[Dataset records on visual material]
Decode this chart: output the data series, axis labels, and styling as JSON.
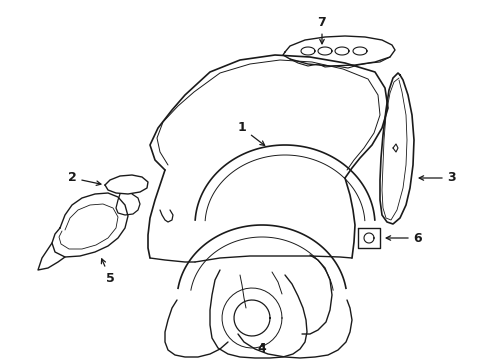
{
  "bg_color": "#ffffff",
  "line_color": "#1a1a1a",
  "fig_width": 4.89,
  "fig_height": 3.6,
  "dpi": 100
}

> _SHORT TASK_
Without the pictures, repeat the listing above exactly.

> _ANSWER TO THIS EXERCISE_
Decode this chart: output the data series, axis labels, and styling as JSON.
{
  "bg_color": "#ffffff",
  "line_color": "#1a1a1a",
  "fig_width": 4.89,
  "fig_height": 3.6,
  "dpi": 100
}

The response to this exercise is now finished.